** BEGIN Material to process **

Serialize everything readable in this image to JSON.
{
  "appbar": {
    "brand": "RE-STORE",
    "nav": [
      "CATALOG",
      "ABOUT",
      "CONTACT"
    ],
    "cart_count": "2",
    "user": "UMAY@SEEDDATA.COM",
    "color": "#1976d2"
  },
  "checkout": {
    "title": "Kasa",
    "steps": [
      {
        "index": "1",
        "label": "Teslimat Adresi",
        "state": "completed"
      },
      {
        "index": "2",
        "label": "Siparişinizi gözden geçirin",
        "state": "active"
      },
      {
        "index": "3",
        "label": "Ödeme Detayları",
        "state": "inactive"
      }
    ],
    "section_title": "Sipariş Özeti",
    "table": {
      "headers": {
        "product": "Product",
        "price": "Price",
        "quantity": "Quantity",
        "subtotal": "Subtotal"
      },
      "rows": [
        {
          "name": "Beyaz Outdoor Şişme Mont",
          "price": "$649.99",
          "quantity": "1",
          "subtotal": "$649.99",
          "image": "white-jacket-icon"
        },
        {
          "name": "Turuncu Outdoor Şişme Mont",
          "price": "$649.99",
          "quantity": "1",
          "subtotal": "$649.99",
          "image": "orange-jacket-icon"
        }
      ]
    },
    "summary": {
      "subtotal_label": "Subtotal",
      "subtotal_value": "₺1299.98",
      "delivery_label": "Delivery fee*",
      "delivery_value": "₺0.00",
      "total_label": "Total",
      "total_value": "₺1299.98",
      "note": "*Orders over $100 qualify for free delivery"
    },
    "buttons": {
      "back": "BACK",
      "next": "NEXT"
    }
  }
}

** END Material to process **

Set all of the entries down again, exactly as they were given.

Serialize everything readable in this image to JSON.
{
  "appbar": {
    "brand": "RE-STORE",
    "nav": [
      "CATALOG",
      "ABOUT",
      "CONTACT"
    ],
    "cart_count": "2",
    "user": "UMAY@SEEDDATA.COM",
    "color": "#1976d2"
  },
  "checkout": {
    "title": "Kasa",
    "steps": [
      {
        "index": "1",
        "label": "Teslimat Adresi",
        "state": "completed"
      },
      {
        "index": "2",
        "label": "Siparişinizi gözden geçirin",
        "state": "active"
      },
      {
        "index": "3",
        "label": "Ödeme Detayları",
        "state": "inactive"
      }
    ],
    "section_title": "Sipariş Özeti",
    "table": {
      "headers": {
        "product": "Product",
        "price": "Price",
        "quantity": "Quantity",
        "subtotal": "Subtotal"
      },
      "rows": [
        {
          "name": "Beyaz Outdoor Şişme Mont",
          "price": "$649.99",
          "quantity": "1",
          "subtotal": "$649.99",
          "image": "white-jacket-icon"
        },
        {
          "name": "Turuncu Outdoor Şişme Mont",
          "price": "$649.99",
          "quantity": "1",
          "subtotal": "$649.99",
          "image": "orange-jacket-icon"
        }
      ]
    },
    "summary": {
      "subtotal_label": "Subtotal",
      "subtotal_value": "₺1299.98",
      "delivery_label": "Delivery fee*",
      "delivery_value": "₺0.00",
      "total_label": "Total",
      "total_value": "₺1299.98",
      "note": "*Orders over $100 qualify for free delivery"
    },
    "buttons": {
      "back": "BACK",
      "next": "NEXT"
    }
  }
}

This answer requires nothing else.